◆ **Exercise task**
Transcribe the entries that follow exactly as they appear, minus pictures.

(Data tied to figure images)
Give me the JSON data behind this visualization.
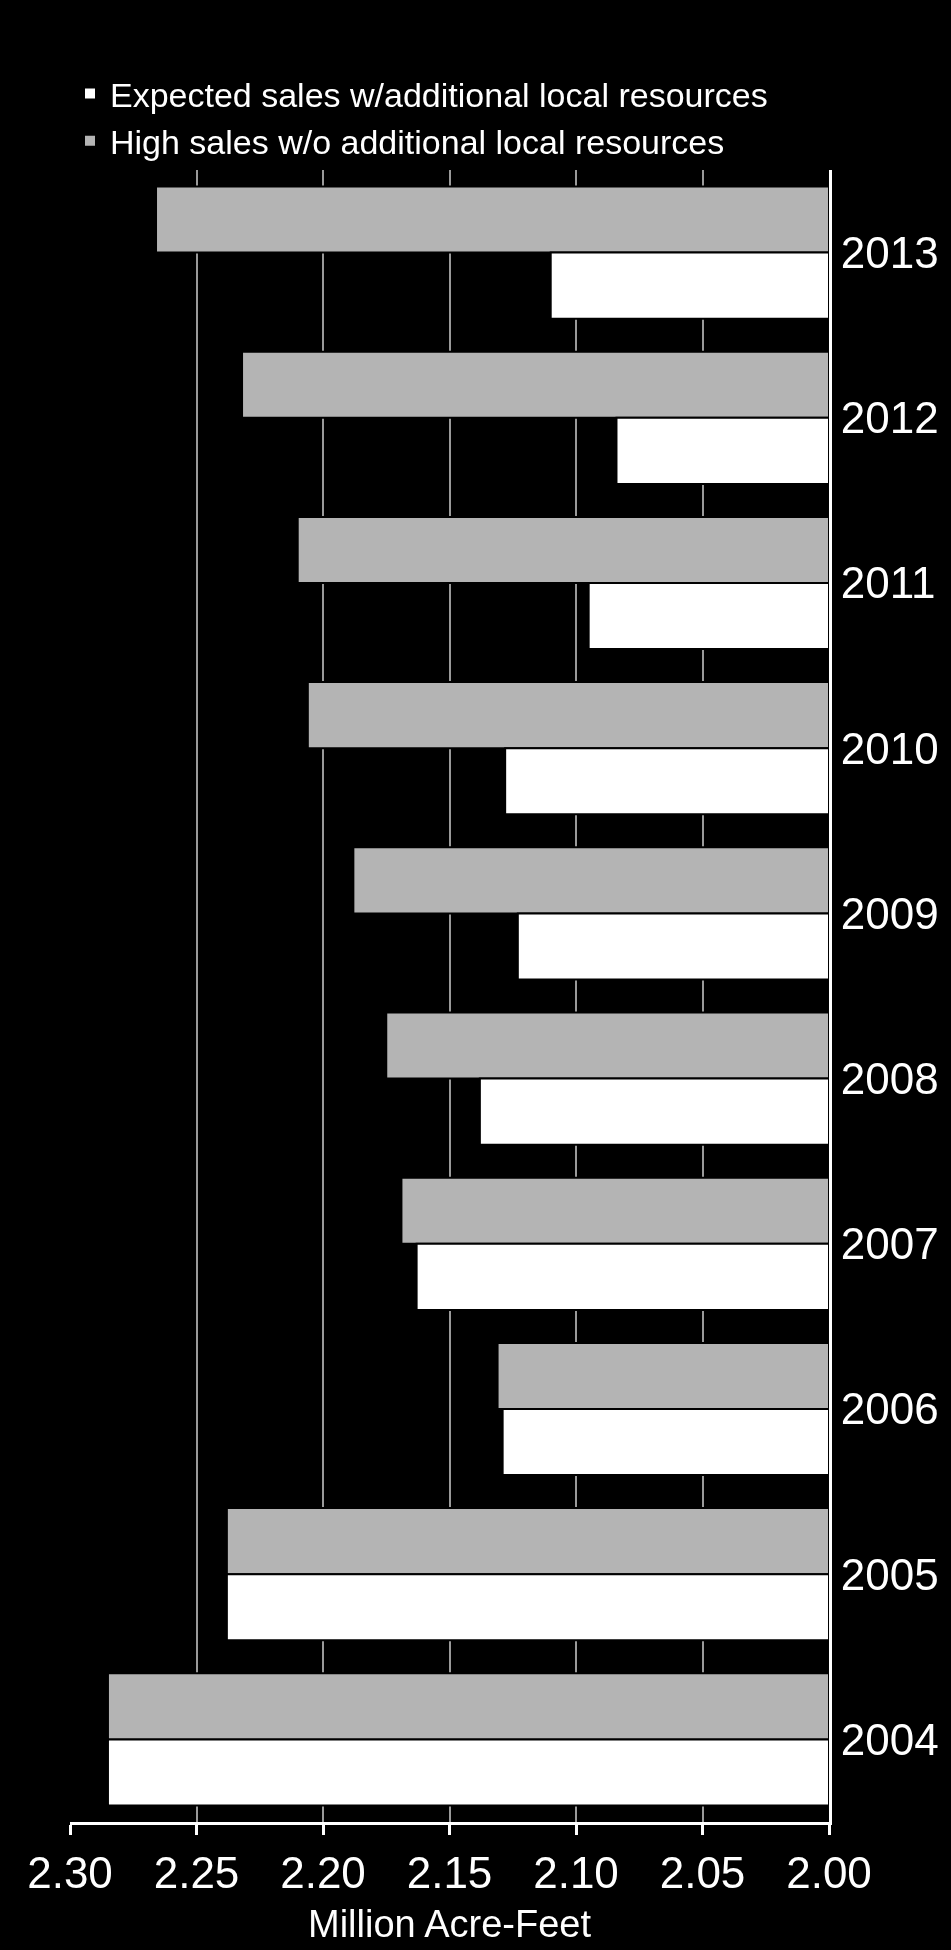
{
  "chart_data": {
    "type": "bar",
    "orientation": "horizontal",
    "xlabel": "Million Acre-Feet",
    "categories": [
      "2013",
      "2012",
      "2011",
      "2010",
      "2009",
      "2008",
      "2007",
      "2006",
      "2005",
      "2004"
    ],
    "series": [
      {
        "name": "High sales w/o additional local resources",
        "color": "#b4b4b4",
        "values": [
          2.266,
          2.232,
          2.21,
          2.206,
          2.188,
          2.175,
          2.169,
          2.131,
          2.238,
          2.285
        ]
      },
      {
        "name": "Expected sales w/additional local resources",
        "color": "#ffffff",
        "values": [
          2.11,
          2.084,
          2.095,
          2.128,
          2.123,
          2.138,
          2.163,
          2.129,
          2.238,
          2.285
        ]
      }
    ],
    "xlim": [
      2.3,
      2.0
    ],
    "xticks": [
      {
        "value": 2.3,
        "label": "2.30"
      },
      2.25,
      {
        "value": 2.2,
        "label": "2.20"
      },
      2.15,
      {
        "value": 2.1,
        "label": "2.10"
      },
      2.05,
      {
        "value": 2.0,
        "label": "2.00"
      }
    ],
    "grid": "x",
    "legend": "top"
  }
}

◆ **Answer to this problem**
Give me the JSON data behind this visualization.
{
  "chart_data": {
    "type": "bar",
    "orientation": "horizontal",
    "xlabel": "Million Acre-Feet",
    "categories": [
      "2013",
      "2012",
      "2011",
      "2010",
      "2009",
      "2008",
      "2007",
      "2006",
      "2005",
      "2004"
    ],
    "series": [
      {
        "name": "High sales w/o additional local resources",
        "color": "#b4b4b4",
        "values": [
          2.266,
          2.232,
          2.21,
          2.206,
          2.188,
          2.175,
          2.169,
          2.131,
          2.238,
          2.285
        ]
      },
      {
        "name": "Expected sales w/additional local resources",
        "color": "#ffffff",
        "values": [
          2.11,
          2.084,
          2.095,
          2.128,
          2.123,
          2.138,
          2.163,
          2.129,
          2.238,
          2.285
        ]
      }
    ],
    "xlim": [
      2.3,
      2.0
    ],
    "xticks": [
      {
        "value": 2.3,
        "label": "2.30"
      },
      2.25,
      {
        "value": 2.2,
        "label": "2.20"
      },
      2.15,
      {
        "value": 2.1,
        "label": "2.10"
      },
      2.05,
      {
        "value": 2.0,
        "label": "2.00"
      }
    ],
    "grid": "x",
    "legend": "top"
  }
}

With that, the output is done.